Pull out every row below word for word, leaving the pictures out.

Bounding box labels
** START **
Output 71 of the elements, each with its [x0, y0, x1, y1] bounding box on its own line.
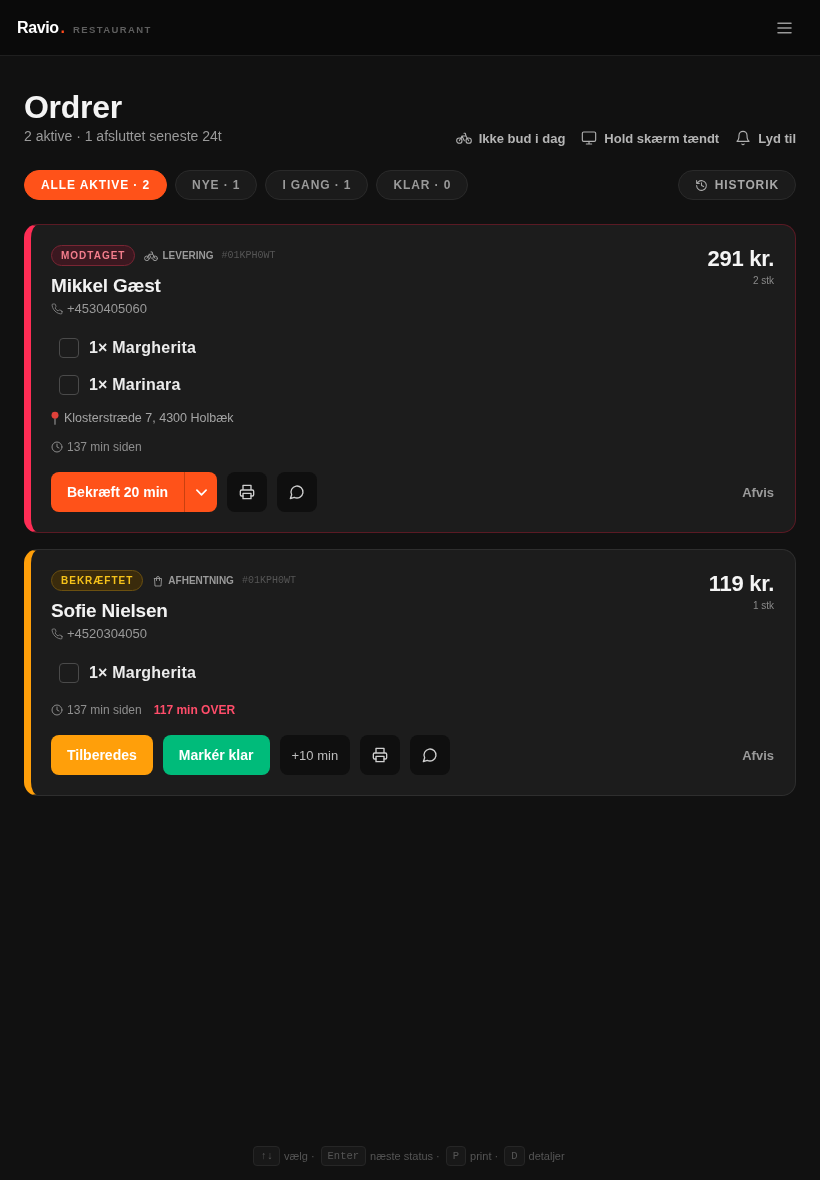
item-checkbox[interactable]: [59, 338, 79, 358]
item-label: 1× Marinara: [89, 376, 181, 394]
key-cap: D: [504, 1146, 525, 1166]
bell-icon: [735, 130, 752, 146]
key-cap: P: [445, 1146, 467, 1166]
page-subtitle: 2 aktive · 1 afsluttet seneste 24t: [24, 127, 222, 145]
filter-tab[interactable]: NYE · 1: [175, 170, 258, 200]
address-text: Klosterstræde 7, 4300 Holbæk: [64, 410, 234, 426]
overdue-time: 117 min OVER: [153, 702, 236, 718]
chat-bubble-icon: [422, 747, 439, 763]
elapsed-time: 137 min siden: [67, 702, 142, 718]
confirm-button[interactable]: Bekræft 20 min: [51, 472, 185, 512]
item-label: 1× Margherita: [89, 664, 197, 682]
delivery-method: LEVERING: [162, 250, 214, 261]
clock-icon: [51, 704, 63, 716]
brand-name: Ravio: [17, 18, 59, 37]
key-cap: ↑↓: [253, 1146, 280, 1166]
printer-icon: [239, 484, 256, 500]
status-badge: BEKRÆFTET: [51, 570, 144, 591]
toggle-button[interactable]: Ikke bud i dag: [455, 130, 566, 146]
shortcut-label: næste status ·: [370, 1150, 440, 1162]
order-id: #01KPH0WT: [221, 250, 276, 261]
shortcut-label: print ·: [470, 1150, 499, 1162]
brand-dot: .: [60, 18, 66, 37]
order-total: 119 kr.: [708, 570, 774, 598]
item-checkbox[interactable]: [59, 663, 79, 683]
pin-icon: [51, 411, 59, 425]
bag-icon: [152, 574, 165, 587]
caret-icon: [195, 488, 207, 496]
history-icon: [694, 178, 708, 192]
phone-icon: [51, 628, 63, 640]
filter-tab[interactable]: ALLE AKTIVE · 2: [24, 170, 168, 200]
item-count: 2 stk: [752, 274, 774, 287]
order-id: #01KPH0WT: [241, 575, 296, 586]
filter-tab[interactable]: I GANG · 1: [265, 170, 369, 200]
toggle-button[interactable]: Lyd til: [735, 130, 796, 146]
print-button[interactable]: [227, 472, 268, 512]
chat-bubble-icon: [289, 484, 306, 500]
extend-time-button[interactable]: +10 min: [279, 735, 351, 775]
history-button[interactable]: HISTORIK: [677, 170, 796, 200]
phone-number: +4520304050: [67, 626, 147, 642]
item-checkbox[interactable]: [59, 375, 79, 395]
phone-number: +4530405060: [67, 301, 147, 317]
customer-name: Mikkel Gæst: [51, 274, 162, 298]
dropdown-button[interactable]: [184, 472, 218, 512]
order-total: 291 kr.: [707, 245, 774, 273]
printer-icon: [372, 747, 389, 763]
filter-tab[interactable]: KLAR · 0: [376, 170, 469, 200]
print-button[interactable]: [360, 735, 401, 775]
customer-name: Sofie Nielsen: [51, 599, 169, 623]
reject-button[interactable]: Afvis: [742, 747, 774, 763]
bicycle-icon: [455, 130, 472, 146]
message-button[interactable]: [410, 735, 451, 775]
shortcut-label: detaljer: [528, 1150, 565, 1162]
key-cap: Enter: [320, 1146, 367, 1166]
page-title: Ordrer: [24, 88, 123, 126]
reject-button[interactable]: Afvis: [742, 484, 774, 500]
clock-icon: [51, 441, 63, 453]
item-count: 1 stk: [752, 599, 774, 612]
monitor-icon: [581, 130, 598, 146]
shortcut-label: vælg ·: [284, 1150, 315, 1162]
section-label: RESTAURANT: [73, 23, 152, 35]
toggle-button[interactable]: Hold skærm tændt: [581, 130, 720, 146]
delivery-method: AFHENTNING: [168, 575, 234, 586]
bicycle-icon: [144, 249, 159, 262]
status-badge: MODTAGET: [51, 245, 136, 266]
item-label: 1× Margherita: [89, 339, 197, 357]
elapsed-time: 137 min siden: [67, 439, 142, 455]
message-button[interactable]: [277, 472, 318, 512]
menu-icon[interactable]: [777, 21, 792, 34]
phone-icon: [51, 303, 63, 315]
** END **
Finished exercise:
Output 71 of the elements, each with its [x0, y0, x1, y1] bounding box on its own line.
item-checkbox[interactable]: [59, 338, 79, 358]
item-label: 1× Marinara: [89, 376, 181, 394]
key-cap: D: [504, 1146, 525, 1166]
bell-icon: [735, 130, 752, 146]
key-cap: P: [445, 1146, 467, 1166]
page-subtitle: 2 aktive · 1 afsluttet seneste 24t: [24, 127, 222, 145]
filter-tab[interactable]: NYE · 1: [175, 170, 258, 200]
address-text: Klosterstræde 7, 4300 Holbæk: [64, 410, 234, 426]
overdue-time: 117 min OVER: [153, 702, 236, 718]
chat-bubble-icon: [422, 747, 439, 763]
elapsed-time: 137 min siden: [67, 702, 142, 718]
confirm-button[interactable]: Bekræft 20 min: [51, 472, 185, 512]
item-label: 1× Margherita: [89, 664, 197, 682]
delivery-method: LEVERING: [162, 250, 214, 261]
clock-icon: [51, 704, 63, 716]
brand-name: Ravio: [17, 18, 59, 37]
key-cap: ↑↓: [253, 1146, 280, 1166]
printer-icon: [239, 484, 256, 500]
status-badge: BEKRÆFTET: [51, 570, 144, 591]
toggle-button[interactable]: Ikke bud i dag: [455, 130, 566, 146]
shortcut-label: næste status ·: [370, 1150, 440, 1162]
order-id: #01KPH0WT: [221, 250, 276, 261]
shortcut-label: print ·: [470, 1150, 499, 1162]
brand-dot: .: [60, 18, 66, 37]
order-total: 119 kr.: [708, 570, 774, 598]
item-checkbox[interactable]: [59, 663, 79, 683]
pin-icon: [51, 411, 59, 425]
bag-icon: [152, 574, 165, 587]
caret-icon: [195, 488, 207, 496]
history-icon: [694, 178, 708, 192]
phone-icon: [51, 628, 63, 640]
filter-tab[interactable]: ALLE AKTIVE · 2: [24, 170, 168, 200]
item-count: 2 stk: [752, 274, 774, 287]
order-id: #01KPH0WT: [241, 575, 296, 586]
filter-tab[interactable]: I GANG · 1: [265, 170, 369, 200]
toggle-button[interactable]: Lyd til: [735, 130, 796, 146]
print-button[interactable]: [227, 472, 268, 512]
chat-bubble-icon: [289, 484, 306, 500]
extend-time-button[interactable]: +10 min: [279, 735, 351, 775]
history-button[interactable]: HISTORIK: [677, 170, 796, 200]
phone-number: +4520304050: [67, 626, 147, 642]
item-checkbox[interactable]: [59, 375, 79, 395]
phone-number: +4530405060: [67, 301, 147, 317]
customer-name: Mikkel Gæst: [51, 274, 162, 298]
dropdown-button[interactable]: [184, 472, 218, 512]
order-total: 291 kr.: [707, 245, 774, 273]
printer-icon: [372, 747, 389, 763]
filter-tab[interactable]: KLAR · 0: [376, 170, 469, 200]
print-button[interactable]: [360, 735, 401, 775]
customer-name: Sofie Nielsen: [51, 599, 169, 623]
reject-button[interactable]: Afvis: [742, 747, 774, 763]
bicycle-icon: [455, 130, 472, 146]
message-button[interactable]: [410, 735, 451, 775]
shortcut-label: detaljer: [528, 1150, 565, 1162]
key-cap: Enter: [320, 1146, 367, 1166]
page-title: Ordrer: [24, 88, 123, 126]
reject-button[interactable]: Afvis: [742, 484, 774, 500]
clock-icon: [51, 441, 63, 453]
item-count: 1 stk: [752, 599, 774, 612]
monitor-icon: [581, 130, 598, 146]
shortcut-label: vælg ·: [284, 1150, 315, 1162]
section-label: RESTAURANT: [73, 23, 152, 35]
toggle-button[interactable]: Hold skærm tændt: [581, 130, 720, 146]
delivery-method: AFHENTNING: [168, 575, 234, 586]
bicycle-icon: [144, 249, 159, 262]
status-badge: MODTAGET: [51, 245, 136, 266]
item-label: 1× Margherita: [89, 339, 197, 357]
elapsed-time: 137 min siden: [67, 439, 142, 455]
message-button[interactable]: [277, 472, 318, 512]
menu-icon[interactable]: [777, 21, 792, 34]
phone-icon: [51, 303, 63, 315]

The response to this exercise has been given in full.